• _WHAT THE TASK ASKS_: In the entries below, identify every line with the string "subscript" and copy it.

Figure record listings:
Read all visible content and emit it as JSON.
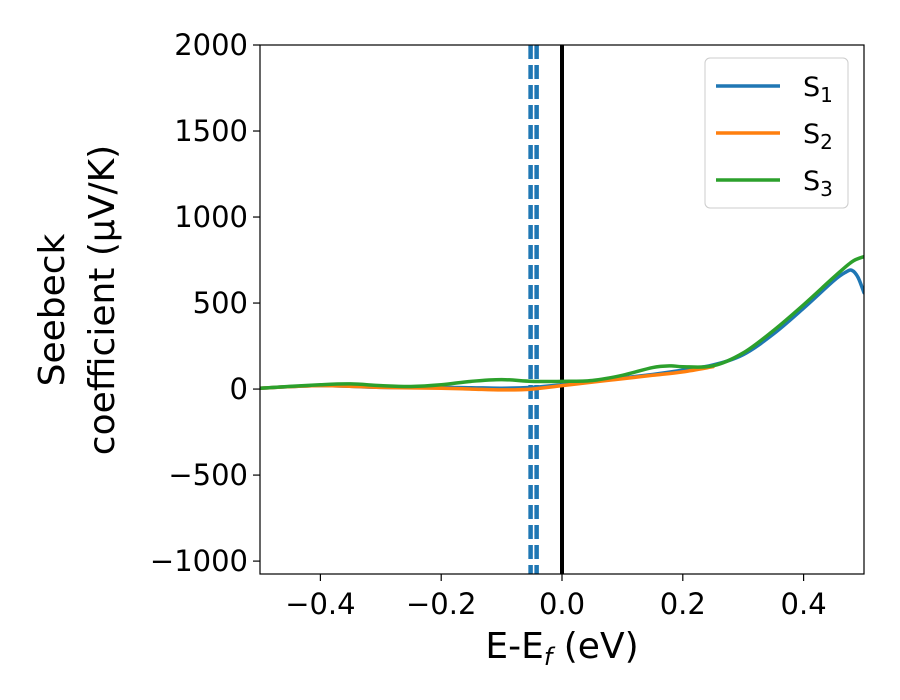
{
  "chart_data": {
    "type": "line",
    "title": "",
    "xlabel": {
      "base": "E-E",
      "sub": "f",
      "tail": " (eV)"
    },
    "ylabel": {
      "line1": "Seebeck",
      "line2": "coefficient  (μV/K)"
    },
    "xlim": [
      -0.5,
      0.5
    ],
    "ylim": [
      -1075,
      2000
    ],
    "xticks": [
      -0.4,
      -0.2,
      0.0,
      0.2,
      0.4
    ],
    "xtick_labels": [
      "−0.4",
      "−0.2",
      "0.0",
      "0.2",
      "0.4"
    ],
    "yticks": [
      -1000,
      -500,
      0,
      500,
      1000,
      1500,
      2000
    ],
    "ytick_labels": [
      "−1000",
      "−500",
      "0",
      "500",
      "1000",
      "1500",
      "2000"
    ],
    "grid": false,
    "legend_position": "top-right",
    "series": [
      {
        "name": "S",
        "subscript": "1",
        "color": "#1f77b4",
        "linestyle": "solid",
        "x": [
          -0.5,
          -0.4,
          -0.3,
          -0.2,
          -0.15,
          -0.1,
          -0.05,
          0.0,
          0.05,
          0.1,
          0.15,
          0.2,
          0.25,
          0.3,
          0.35,
          0.4,
          0.45,
          0.47,
          0.48,
          0.49,
          0.5
        ],
        "y": [
          5,
          20,
          10,
          10,
          8,
          5,
          10,
          25,
          45,
          65,
          85,
          110,
          140,
          200,
          320,
          470,
          630,
          680,
          690,
          650,
          560
        ]
      },
      {
        "name": "S",
        "subscript": "2",
        "color": "#ff7f0e",
        "linestyle": "solid",
        "x": [
          -0.5,
          -0.4,
          -0.3,
          -0.2,
          -0.15,
          -0.1,
          -0.05,
          0.0,
          0.05,
          0.1,
          0.15,
          0.2,
          0.25
        ],
        "y": [
          5,
          20,
          10,
          5,
          0,
          -5,
          0,
          20,
          40,
          60,
          80,
          100,
          130
        ]
      },
      {
        "name": "S",
        "subscript": "3",
        "color": "#2ca02c",
        "linestyle": "solid",
        "x": [
          -0.5,
          -0.4,
          -0.35,
          -0.3,
          -0.25,
          -0.2,
          -0.15,
          -0.1,
          -0.05,
          0.0,
          0.05,
          0.1,
          0.15,
          0.18,
          0.2,
          0.25,
          0.3,
          0.35,
          0.4,
          0.45,
          0.48,
          0.5
        ],
        "y": [
          5,
          25,
          30,
          20,
          15,
          25,
          45,
          55,
          45,
          45,
          50,
          80,
          125,
          135,
          130,
          135,
          210,
          340,
          490,
          650,
          740,
          770
        ]
      }
    ],
    "vlines": [
      {
        "x": 0.0,
        "color": "#000000",
        "linestyle": "solid"
      },
      {
        "x": -0.052,
        "color": "#1f77b4",
        "linestyle": "dashed"
      },
      {
        "x": -0.042,
        "color": "#1f77b4",
        "linestyle": "dashed"
      }
    ]
  }
}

• _FULL OUTPUT_:
        "subscript": "1",
        "subscript": "2",
        "subscript": "3",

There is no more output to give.